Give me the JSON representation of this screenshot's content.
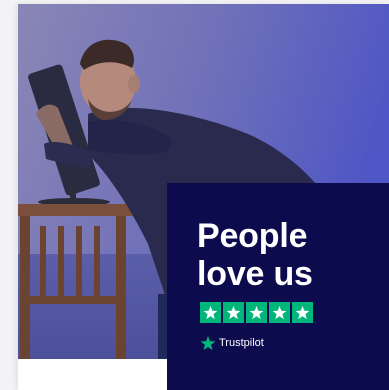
{
  "hero": {
    "image_alt": "man hugging computer monitor",
    "overlay_bg": "#0c0b4d"
  },
  "headline": {
    "line1": "People",
    "line2": "love us"
  },
  "rating": {
    "stars_filled": 5,
    "stars_total": 5,
    "star_color": "#00b67a",
    "star_icon": "star-icon"
  },
  "brand": {
    "name": "Trustpilot",
    "icon": "trustpilot-star-icon",
    "color": "#00b67a"
  }
}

Set task » For the listing above, identify each line bearing "icon".

Answer in full »
    "star_icon": "star-icon"
    "icon": "trustpilot-star-icon",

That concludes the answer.